» WORK REQUIRED
Which lines in the records below contain the word "JSON"? Copy each of them.

___ DATA PROVIDED ___

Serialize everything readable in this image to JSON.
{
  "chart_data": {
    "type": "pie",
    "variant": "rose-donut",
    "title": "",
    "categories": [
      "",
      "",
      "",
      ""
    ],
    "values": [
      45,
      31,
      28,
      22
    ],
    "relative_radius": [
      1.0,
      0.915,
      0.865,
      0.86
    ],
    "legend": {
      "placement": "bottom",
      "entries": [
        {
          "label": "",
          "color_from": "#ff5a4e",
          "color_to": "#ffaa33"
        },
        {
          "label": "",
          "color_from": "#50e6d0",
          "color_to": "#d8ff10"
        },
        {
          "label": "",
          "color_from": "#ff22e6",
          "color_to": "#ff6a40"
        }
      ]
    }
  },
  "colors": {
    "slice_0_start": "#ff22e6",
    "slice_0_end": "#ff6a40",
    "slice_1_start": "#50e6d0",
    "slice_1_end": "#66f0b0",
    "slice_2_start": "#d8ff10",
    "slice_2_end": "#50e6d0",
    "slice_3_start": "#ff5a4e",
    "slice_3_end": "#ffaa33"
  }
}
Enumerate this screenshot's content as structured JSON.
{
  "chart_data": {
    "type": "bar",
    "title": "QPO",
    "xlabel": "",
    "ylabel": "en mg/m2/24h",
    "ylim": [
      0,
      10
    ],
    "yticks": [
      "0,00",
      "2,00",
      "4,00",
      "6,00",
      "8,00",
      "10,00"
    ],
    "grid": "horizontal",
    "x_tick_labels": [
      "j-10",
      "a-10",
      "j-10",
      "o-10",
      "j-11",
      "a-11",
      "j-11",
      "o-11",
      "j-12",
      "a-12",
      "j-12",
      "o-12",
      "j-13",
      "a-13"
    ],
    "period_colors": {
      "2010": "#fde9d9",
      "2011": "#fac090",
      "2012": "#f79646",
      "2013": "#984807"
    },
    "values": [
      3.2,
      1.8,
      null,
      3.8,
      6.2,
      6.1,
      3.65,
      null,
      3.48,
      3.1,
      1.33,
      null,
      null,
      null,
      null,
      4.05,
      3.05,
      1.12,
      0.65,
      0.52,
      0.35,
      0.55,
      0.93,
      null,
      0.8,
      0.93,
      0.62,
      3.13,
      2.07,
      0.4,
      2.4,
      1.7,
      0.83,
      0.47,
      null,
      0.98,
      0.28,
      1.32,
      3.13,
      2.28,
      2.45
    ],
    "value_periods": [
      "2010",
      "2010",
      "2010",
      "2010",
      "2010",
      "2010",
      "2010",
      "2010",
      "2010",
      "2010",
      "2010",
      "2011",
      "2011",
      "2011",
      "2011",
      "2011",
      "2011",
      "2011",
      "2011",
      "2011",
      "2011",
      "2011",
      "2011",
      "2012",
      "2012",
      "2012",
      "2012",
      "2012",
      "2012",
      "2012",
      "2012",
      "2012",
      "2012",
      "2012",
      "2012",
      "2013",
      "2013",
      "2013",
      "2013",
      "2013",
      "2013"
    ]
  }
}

___

» SOLUTION
Serialize everything readable in this image to JSON.
Enumerate this screenshot's content as structured JSON.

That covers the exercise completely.